**TASK TO CARRY OUT**:
All records must be quoted exactly. Omit the pictures.

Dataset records
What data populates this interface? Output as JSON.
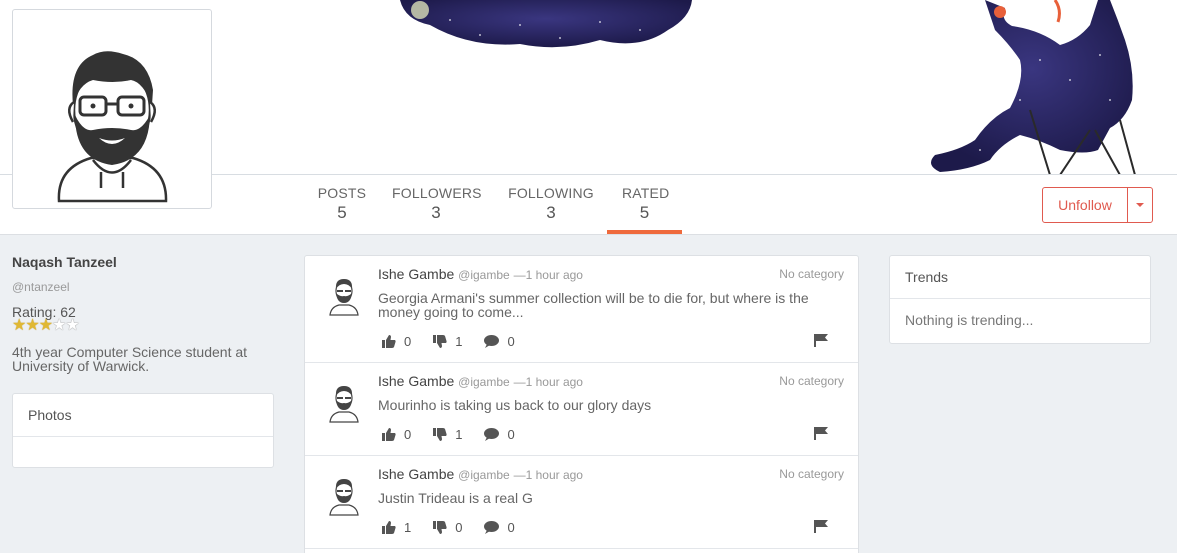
{
  "profile": {
    "name": "Naqash Tanzeel",
    "handle": "@ntanzeel",
    "rating_label": "Rating: 62",
    "stars": 3,
    "stars_max": 5,
    "bio": "4th year Computer Science student at University of Warwick."
  },
  "stats": [
    {
      "label": "POSTS",
      "value": "5"
    },
    {
      "label": "FOLLOWERS",
      "value": "3"
    },
    {
      "label": "FOLLOWING",
      "value": "3"
    },
    {
      "label": "RATED",
      "value": "5"
    }
  ],
  "active_tab": "RATED",
  "actions": {
    "unfollow_label": "Unfollow"
  },
  "photos_panel": {
    "title": "Photos"
  },
  "trends_panel": {
    "title": "Trends",
    "empty_text": "Nothing is trending..."
  },
  "posts": [
    {
      "author": "Ishe Gambe",
      "handle": "@igambe",
      "time": "—1 hour ago",
      "category": "No category",
      "text": "Georgia Armani's summer collection will be to die for, but where is the money going to come...",
      "likes": "0",
      "dislikes": "1",
      "comments": "0"
    },
    {
      "author": "Ishe Gambe",
      "handle": "@igambe",
      "time": "—1 hour ago",
      "category": "No category",
      "text": "Mourinho is taking us back to our glory days",
      "likes": "0",
      "dislikes": "1",
      "comments": "0"
    },
    {
      "author": "Ishe Gambe",
      "handle": "@igambe",
      "time": "—1 hour ago",
      "category": "No category",
      "text": "Justin Trideau is a real G",
      "likes": "1",
      "dislikes": "0",
      "comments": "0"
    }
  ],
  "colors": {
    "accent": "#ef6a3c",
    "danger": "#e05a4f",
    "star": "#e0b833"
  }
}
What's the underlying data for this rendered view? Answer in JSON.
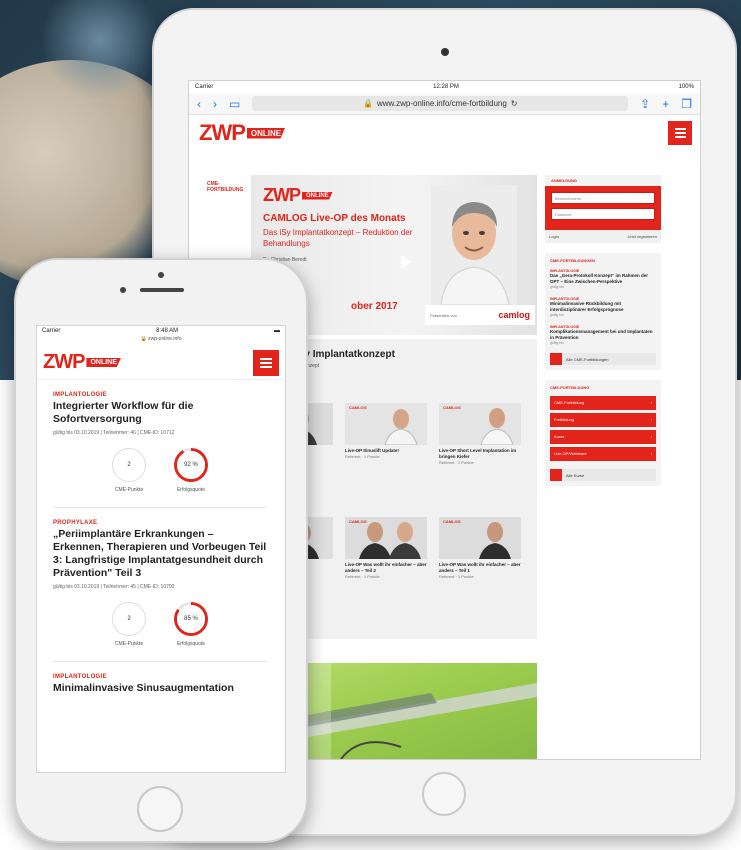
{
  "colors": {
    "brand_red": "#e2241b",
    "text_dark": "#222222"
  },
  "brand": {
    "logo_word": "ZWP",
    "logo_badge": "ONLINE"
  },
  "tablet": {
    "status": {
      "carrier": "Carrier",
      "time": "12:28 PM",
      "battery": "100%"
    },
    "url": "www.zwp-online.info/cme-fortbildung",
    "side_label": "CME-FORTBILDUNG",
    "hero": {
      "title": "CAMLOG Live-OP des Monats",
      "subtitle": "Das iSy Implantatkonzept – Reduktion der Behandlungs",
      "author": "Dr. Christian Berndt",
      "date": "ober 2017",
      "sponsor_label": "Präsentiert von",
      "sponsor_brand": "camlog"
    },
    "article": {
      "title": "as iSy Implantatkonzept",
      "subtitle": "Implantatkonzept"
    },
    "cards": [
      {
        "tag": "CAMLOG",
        "title": "",
        "meta": ""
      },
      {
        "tag": "CAMLOG",
        "title": "Live-OP Sinuslift Update!",
        "meta": "Referent · 1 Punkte"
      },
      {
        "tag": "CAMLOG",
        "title": "Live-OP Short Level Implantation im bringen Kiefer",
        "meta": "Referent · 1 Punkte"
      },
      {
        "tag": "CAMLOG",
        "title": "",
        "meta": ""
      },
      {
        "tag": "CAMLOG",
        "title": "Live-OP Was wollt ihr einfacher – aber anders – Teil 2",
        "meta": "Referent · 1 Punkte"
      },
      {
        "tag": "CAMLOG",
        "title": "Live-OP Was wollt ihr einfacher – aber anders – Teil 1",
        "meta": "Referent · 1 Punkte"
      }
    ],
    "login": {
      "head": "ANMELDUNG",
      "username_placeholder": "Benutzername",
      "password_placeholder": "Passwort",
      "submit": "Login",
      "register": "Jetzt registrieren"
    },
    "latest": {
      "head": "CME-FORTBILDUNGEN",
      "items": [
        {
          "tag": "IMPLANTOLOGIE",
          "title": "Das „Gera-Protokoll Konzept“ im Rahmen der OPT – Eine Zwischen-Perspektive",
          "meta": "gültig bis"
        },
        {
          "tag": "IMPLANTOLOGIE",
          "title": "Minimalinvasive Rückbildung mit interdisziplinärer Erfolgsprognose",
          "meta": "gültig bis"
        },
        {
          "tag": "IMPLANTOLOGIE",
          "title": "Komplikationsmanagement bei und Implantaten in Prävention",
          "meta": "gültig bis"
        }
      ],
      "all_button": "Alle CME-Fortbildungen"
    },
    "categories": {
      "head": "CME-FORTBILDUNG",
      "rows": [
        "CME-Fortbildung",
        "Fortbildung",
        "Kurse",
        "Live-OP/Webinare"
      ],
      "all_button": "Alle Kurse"
    }
  },
  "phone": {
    "status": {
      "carrier": "Carrier",
      "time": "8:48 AM"
    },
    "url": "zwp-online.info",
    "articles": [
      {
        "tag": "IMPLANTOLOGIE",
        "title": "Integrierter Workflow für die Sofortversorgung",
        "meta": "gültig bis 03.10.2019 | Teilnehmer: 46 | CME-ID: 10712",
        "points": "2",
        "points_label": "CME-Punkte",
        "success": "92 %",
        "success_value": 92,
        "success_label": "Erfolgsquote"
      },
      {
        "tag": "PROPHYLAXE",
        "title": "„Periimplantäre Erkrankungen – Erkennen, Therapieren und Vorbeugen Teil 3: Langfristige Implantatgesundheit durch Prävention\" Teil 3",
        "meta": "gültig bis 03.10.2019 | Teilnehmer: 45 | CME-ID: 10700",
        "points": "2",
        "points_label": "CME-Punkte",
        "success": "85 %",
        "success_value": 85,
        "success_label": "Erfolgsquote"
      },
      {
        "tag": "IMPLANTOLOGIE",
        "title": "Minimalinvasive Sinusaugmentation",
        "meta": ""
      }
    ]
  }
}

**RESULT OF THE EXERCISE**:
What data populates this interface? Output as JSON.
{
  "profile": {
    "name": "Naqash Tanzeel",
    "handle": "@ntanzeel",
    "rating_label": "Rating: 62",
    "stars": 3,
    "stars_max": 5,
    "bio": "4th year Computer Science student at University of Warwick."
  },
  "stats": [
    {
      "label": "POSTS",
      "value": "5"
    },
    {
      "label": "FOLLOWERS",
      "value": "3"
    },
    {
      "label": "FOLLOWING",
      "value": "3"
    },
    {
      "label": "RATED",
      "value": "5"
    }
  ],
  "active_tab": "RATED",
  "actions": {
    "unfollow_label": "Unfollow"
  },
  "photos_panel": {
    "title": "Photos"
  },
  "trends_panel": {
    "title": "Trends",
    "empty_text": "Nothing is trending..."
  },
  "posts": [
    {
      "author": "Ishe Gambe",
      "handle": "@igambe",
      "time": "—1 hour ago",
      "category": "No category",
      "text": "Georgia Armani's summer collection will be to die for, but where is the money going to come...",
      "likes": "0",
      "dislikes": "1",
      "comments": "0"
    },
    {
      "author": "Ishe Gambe",
      "handle": "@igambe",
      "time": "—1 hour ago",
      "category": "No category",
      "text": "Mourinho is taking us back to our glory days",
      "likes": "0",
      "dislikes": "1",
      "comments": "0"
    },
    {
      "author": "Ishe Gambe",
      "handle": "@igambe",
      "time": "—1 hour ago",
      "category": "No category",
      "text": "Justin Trideau is a real G",
      "likes": "1",
      "dislikes": "0",
      "comments": "0"
    }
  ],
  "colors": {
    "accent": "#ef6a3c",
    "danger": "#e05a4f",
    "star": "#e0b833"
  }
}
What's the underlying data for this rendered view? Answer in JSON.
{
  "colors": {
    "brand_red": "#e2241b",
    "text_dark": "#222222"
  },
  "brand": {
    "logo_word": "ZWP",
    "logo_badge": "ONLINE"
  },
  "tablet": {
    "status": {
      "carrier": "Carrier",
      "time": "12:28 PM",
      "battery": "100%"
    },
    "url": "www.zwp-online.info/cme-fortbildung",
    "side_label": "CME-FORTBILDUNG",
    "hero": {
      "title": "CAMLOG Live-OP des Monats",
      "subtitle": "Das iSy Implantatkonzept – Reduktion der Behandlungs",
      "author": "Dr. Christian Berndt",
      "date": "ober 2017",
      "sponsor_label": "Präsentiert von",
      "sponsor_brand": "camlog"
    },
    "article": {
      "title": "as iSy Implantatkonzept",
      "subtitle": "Implantatkonzept"
    },
    "cards": [
      {
        "tag": "CAMLOG",
        "title": "",
        "meta": ""
      },
      {
        "tag": "CAMLOG",
        "title": "Live-OP Sinuslift Update!",
        "meta": "Referent · 1 Punkte"
      },
      {
        "tag": "CAMLOG",
        "title": "Live-OP Short Level Implantation im bringen Kiefer",
        "meta": "Referent · 1 Punkte"
      },
      {
        "tag": "CAMLOG",
        "title": "",
        "meta": ""
      },
      {
        "tag": "CAMLOG",
        "title": "Live-OP Was wollt ihr einfacher – aber anders – Teil 2",
        "meta": "Referent · 1 Punkte"
      },
      {
        "tag": "CAMLOG",
        "title": "Live-OP Was wollt ihr einfacher – aber anders – Teil 1",
        "meta": "Referent · 1 Punkte"
      }
    ],
    "login": {
      "head": "ANMELDUNG",
      "username_placeholder": "Benutzername",
      "password_placeholder": "Passwort",
      "submit": "Login",
      "register": "Jetzt registrieren"
    },
    "latest": {
      "head": "CME-FORTBILDUNGEN",
      "items": [
        {
          "tag": "IMPLANTOLOGIE",
          "title": "Das „Gera-Protokoll Konzept“ im Rahmen der OPT – Eine Zwischen-Perspektive",
          "meta": "gültig bis"
        },
        {
          "tag": "IMPLANTOLOGIE",
          "title": "Minimalinvasive Rückbildung mit interdisziplinärer Erfolgsprognose",
          "meta": "gültig bis"
        },
        {
          "tag": "IMPLANTOLOGIE",
          "title": "Komplikationsmanagement bei und Implantaten in Prävention",
          "meta": "gültig bis"
        }
      ],
      "all_button": "Alle CME-Fortbildungen"
    },
    "categories": {
      "head": "CME-FORTBILDUNG",
      "rows": [
        "CME-Fortbildung",
        "Fortbildung",
        "Kurse",
        "Live-OP/Webinare"
      ],
      "all_button": "Alle Kurse"
    }
  },
  "phone": {
    "status": {
      "carrier": "Carrier",
      "time": "8:48 AM"
    },
    "url": "zwp-online.info",
    "articles": [
      {
        "tag": "IMPLANTOLOGIE",
        "title": "Integrierter Workflow für die Sofortversorgung",
        "meta": "gültig bis 03.10.2019 | Teilnehmer: 46 | CME-ID: 10712",
        "points": "2",
        "points_label": "CME-Punkte",
        "success": "92 %",
        "success_value": 92,
        "success_label": "Erfolgsquote"
      },
      {
        "tag": "PROPHYLAXE",
        "title": "„Periimplantäre Erkrankungen – Erkennen, Therapieren und Vorbeugen Teil 3: Langfristige Implantatgesundheit durch Prävention\" Teil 3",
        "meta": "gültig bis 03.10.2019 | Teilnehmer: 45 | CME-ID: 10700",
        "points": "2",
        "points_label": "CME-Punkte",
        "success": "85 %",
        "success_value": 85,
        "success_label": "Erfolgsquote"
      },
      {
        "tag": "IMPLANTOLOGIE",
        "title": "Minimalinvasive Sinusaugmentation",
        "meta": ""
      }
    ]
  }
}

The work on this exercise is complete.